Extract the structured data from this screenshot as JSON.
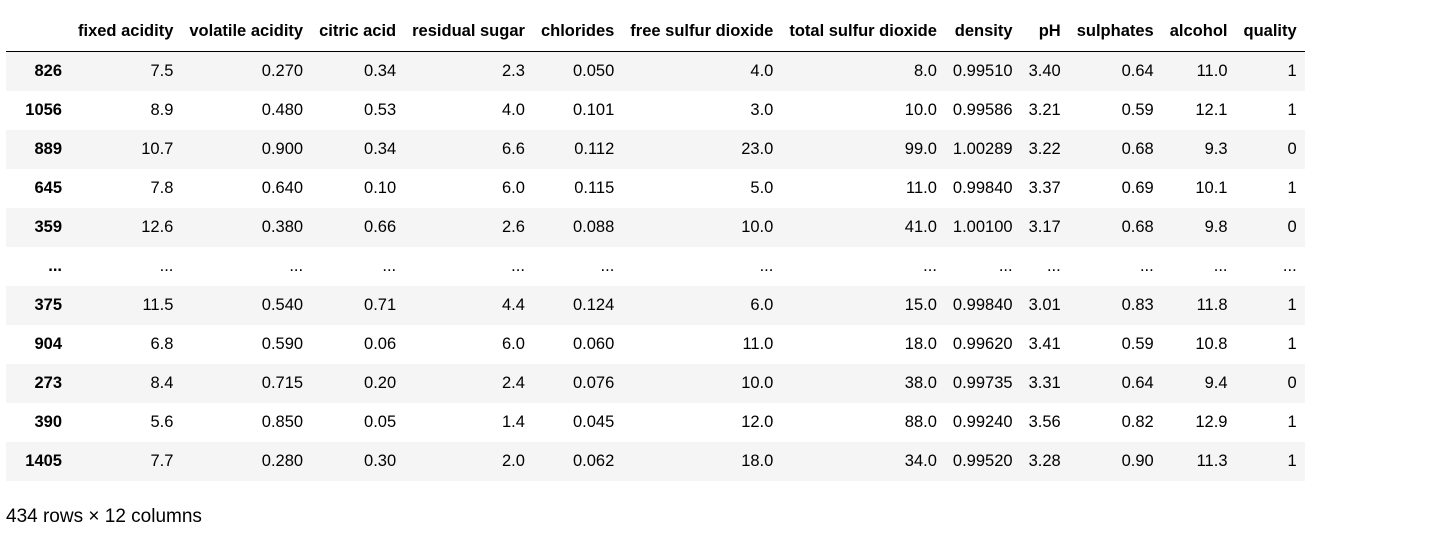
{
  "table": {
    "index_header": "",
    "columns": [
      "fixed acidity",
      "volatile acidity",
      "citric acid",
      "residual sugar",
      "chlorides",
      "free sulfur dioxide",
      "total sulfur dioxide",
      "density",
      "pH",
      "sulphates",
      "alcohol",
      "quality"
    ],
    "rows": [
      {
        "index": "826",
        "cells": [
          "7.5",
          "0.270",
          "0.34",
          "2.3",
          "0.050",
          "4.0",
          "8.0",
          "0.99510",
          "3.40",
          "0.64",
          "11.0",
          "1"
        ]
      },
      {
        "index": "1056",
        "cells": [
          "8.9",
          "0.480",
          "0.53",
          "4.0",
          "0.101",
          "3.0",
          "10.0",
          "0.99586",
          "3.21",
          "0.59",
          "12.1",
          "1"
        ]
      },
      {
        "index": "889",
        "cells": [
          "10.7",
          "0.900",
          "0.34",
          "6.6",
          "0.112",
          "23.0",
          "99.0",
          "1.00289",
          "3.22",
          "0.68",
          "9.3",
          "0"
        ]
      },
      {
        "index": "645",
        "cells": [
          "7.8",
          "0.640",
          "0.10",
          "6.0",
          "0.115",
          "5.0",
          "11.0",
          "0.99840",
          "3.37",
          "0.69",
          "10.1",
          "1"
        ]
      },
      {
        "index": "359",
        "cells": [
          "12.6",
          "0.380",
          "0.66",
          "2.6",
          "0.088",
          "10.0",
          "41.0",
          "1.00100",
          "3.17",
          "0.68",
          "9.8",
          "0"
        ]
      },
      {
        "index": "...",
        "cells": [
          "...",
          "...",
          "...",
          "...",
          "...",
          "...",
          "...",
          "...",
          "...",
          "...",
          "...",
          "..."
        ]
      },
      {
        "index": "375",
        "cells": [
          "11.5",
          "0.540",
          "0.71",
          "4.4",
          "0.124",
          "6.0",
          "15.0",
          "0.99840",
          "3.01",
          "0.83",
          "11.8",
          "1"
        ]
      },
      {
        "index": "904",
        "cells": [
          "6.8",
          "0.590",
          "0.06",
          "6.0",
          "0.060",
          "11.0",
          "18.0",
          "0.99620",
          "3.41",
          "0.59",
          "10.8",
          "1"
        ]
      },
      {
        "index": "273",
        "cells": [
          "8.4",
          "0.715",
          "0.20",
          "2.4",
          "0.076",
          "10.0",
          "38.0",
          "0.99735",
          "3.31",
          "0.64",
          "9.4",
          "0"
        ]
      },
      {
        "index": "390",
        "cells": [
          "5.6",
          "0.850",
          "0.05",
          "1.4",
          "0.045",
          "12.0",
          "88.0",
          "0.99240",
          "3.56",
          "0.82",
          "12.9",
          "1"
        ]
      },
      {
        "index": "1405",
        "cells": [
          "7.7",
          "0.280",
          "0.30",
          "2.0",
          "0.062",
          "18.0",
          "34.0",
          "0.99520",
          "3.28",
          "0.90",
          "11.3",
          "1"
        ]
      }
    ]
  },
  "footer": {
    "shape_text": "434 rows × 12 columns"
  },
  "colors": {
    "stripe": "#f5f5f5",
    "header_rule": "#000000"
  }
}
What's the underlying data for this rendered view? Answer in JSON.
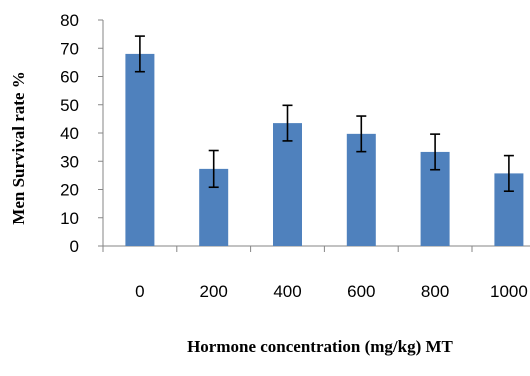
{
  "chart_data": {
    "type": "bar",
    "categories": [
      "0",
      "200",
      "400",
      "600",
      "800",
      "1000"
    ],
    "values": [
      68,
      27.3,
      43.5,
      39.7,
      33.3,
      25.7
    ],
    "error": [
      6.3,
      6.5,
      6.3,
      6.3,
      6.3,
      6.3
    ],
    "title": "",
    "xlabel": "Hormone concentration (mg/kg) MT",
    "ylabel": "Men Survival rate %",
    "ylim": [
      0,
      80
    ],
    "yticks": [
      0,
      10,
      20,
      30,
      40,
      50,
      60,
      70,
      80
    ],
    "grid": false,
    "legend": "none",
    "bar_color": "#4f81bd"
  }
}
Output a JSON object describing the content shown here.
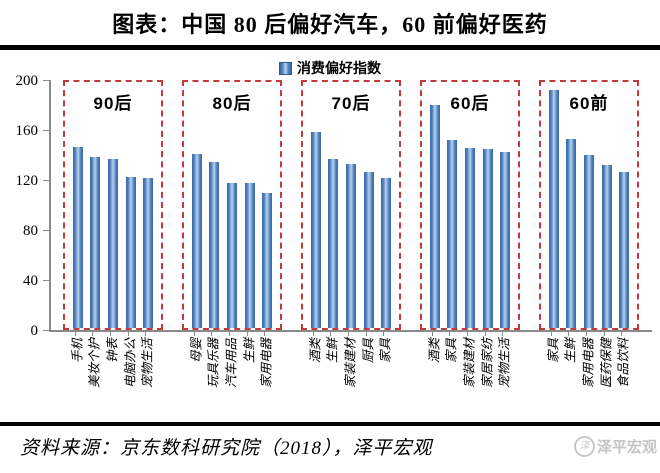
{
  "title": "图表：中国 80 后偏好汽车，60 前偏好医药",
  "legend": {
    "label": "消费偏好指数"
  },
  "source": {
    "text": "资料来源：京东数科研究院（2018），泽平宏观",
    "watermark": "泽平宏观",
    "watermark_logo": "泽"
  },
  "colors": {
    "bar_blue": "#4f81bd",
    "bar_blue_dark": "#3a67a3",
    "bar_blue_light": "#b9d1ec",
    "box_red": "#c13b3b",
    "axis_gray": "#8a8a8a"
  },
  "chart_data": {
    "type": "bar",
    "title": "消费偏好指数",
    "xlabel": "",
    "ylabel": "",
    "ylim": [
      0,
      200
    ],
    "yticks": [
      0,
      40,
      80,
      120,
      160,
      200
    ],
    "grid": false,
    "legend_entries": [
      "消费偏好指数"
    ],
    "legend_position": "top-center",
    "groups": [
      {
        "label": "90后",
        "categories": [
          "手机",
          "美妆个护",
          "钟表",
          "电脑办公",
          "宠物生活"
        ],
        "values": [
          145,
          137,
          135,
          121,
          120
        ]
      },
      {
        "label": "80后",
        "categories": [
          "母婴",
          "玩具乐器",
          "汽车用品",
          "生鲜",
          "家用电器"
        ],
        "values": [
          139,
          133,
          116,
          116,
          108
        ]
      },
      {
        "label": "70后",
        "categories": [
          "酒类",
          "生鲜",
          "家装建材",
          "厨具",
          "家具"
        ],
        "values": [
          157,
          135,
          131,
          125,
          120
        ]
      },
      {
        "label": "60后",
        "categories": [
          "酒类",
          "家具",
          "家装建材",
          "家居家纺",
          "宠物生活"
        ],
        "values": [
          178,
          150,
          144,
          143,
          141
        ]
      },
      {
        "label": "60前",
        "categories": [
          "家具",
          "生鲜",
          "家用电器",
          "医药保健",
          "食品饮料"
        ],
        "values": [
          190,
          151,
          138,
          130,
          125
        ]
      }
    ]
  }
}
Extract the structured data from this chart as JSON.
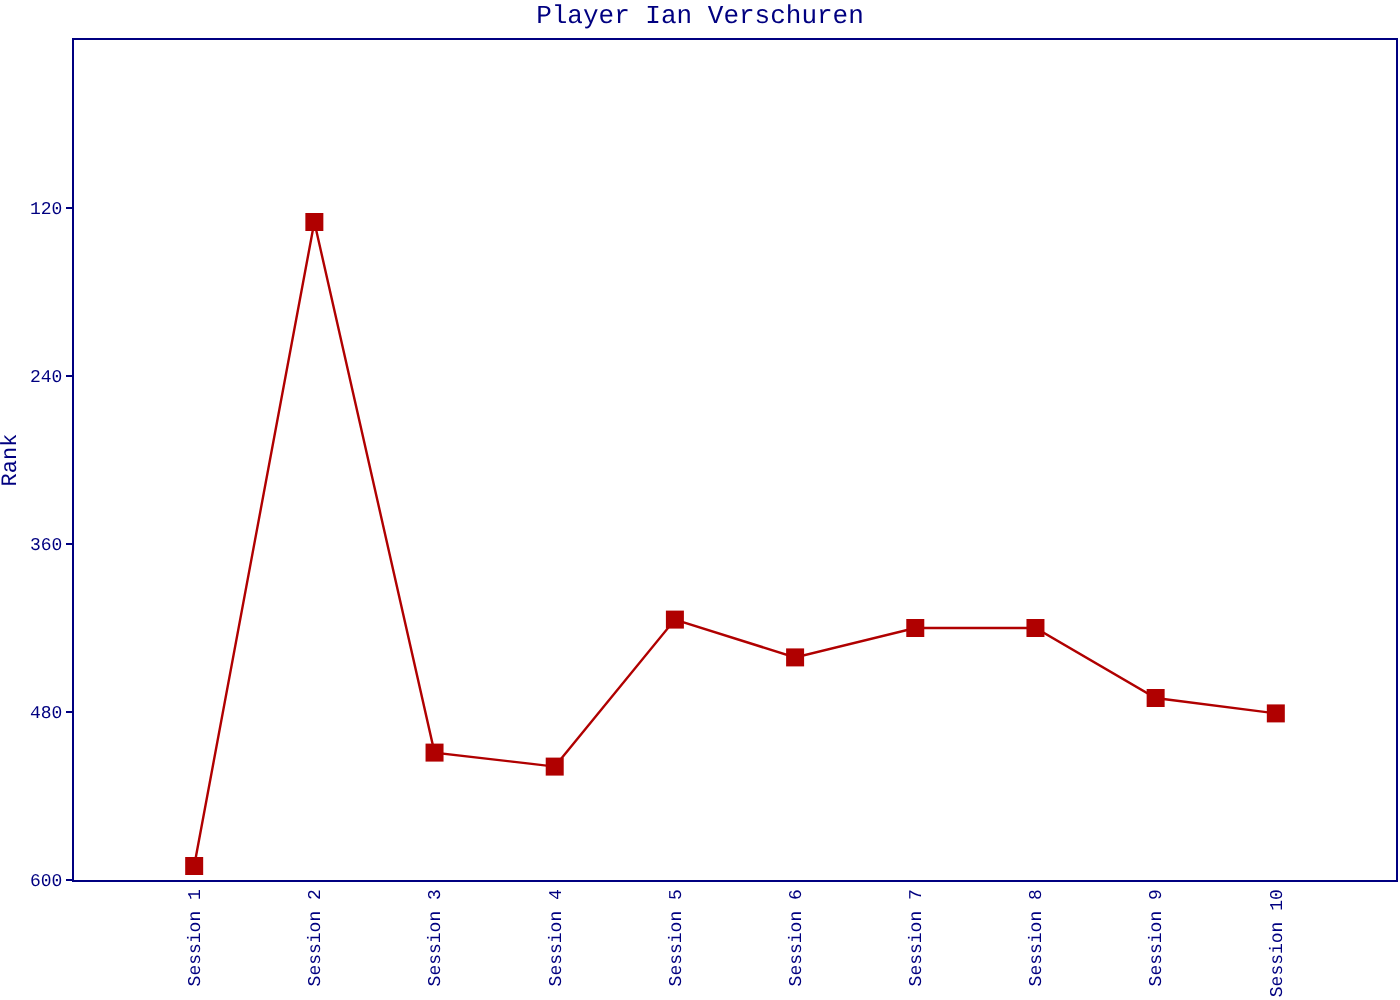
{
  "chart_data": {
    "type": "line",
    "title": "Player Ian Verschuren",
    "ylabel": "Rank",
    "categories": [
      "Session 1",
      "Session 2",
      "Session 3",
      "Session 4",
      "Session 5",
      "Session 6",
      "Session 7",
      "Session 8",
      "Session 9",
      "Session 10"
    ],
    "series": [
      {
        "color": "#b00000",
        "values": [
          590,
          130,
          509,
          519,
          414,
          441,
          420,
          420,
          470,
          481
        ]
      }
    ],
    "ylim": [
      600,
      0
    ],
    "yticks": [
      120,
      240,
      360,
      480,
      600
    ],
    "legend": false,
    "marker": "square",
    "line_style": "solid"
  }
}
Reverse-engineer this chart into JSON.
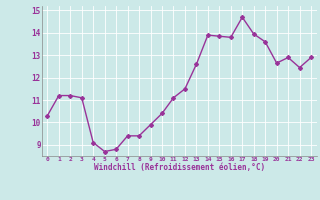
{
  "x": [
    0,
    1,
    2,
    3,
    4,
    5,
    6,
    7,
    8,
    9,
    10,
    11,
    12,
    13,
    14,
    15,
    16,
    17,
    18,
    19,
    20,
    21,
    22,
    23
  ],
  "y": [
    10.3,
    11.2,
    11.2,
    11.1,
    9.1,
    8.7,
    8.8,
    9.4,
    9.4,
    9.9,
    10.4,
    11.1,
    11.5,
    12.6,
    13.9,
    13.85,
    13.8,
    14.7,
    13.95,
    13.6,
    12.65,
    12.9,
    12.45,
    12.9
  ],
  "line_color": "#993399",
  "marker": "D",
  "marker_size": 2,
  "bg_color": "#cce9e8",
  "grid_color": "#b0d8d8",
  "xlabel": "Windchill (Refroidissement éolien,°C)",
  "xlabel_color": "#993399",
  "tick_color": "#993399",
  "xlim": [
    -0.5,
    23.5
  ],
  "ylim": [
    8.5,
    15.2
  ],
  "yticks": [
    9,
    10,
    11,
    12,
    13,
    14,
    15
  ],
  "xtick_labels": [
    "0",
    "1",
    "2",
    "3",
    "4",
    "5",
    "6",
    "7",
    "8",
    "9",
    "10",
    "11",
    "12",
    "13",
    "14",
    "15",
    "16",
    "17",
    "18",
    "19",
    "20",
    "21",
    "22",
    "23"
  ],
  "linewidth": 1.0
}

*-*-*

## [Exercise]
Look through the entries above; copy each line where the string "from" appears.

## [Result of this exercise]
Extract the structured data from this screenshot as JSON.
Extract the structured data from this chart as JSON.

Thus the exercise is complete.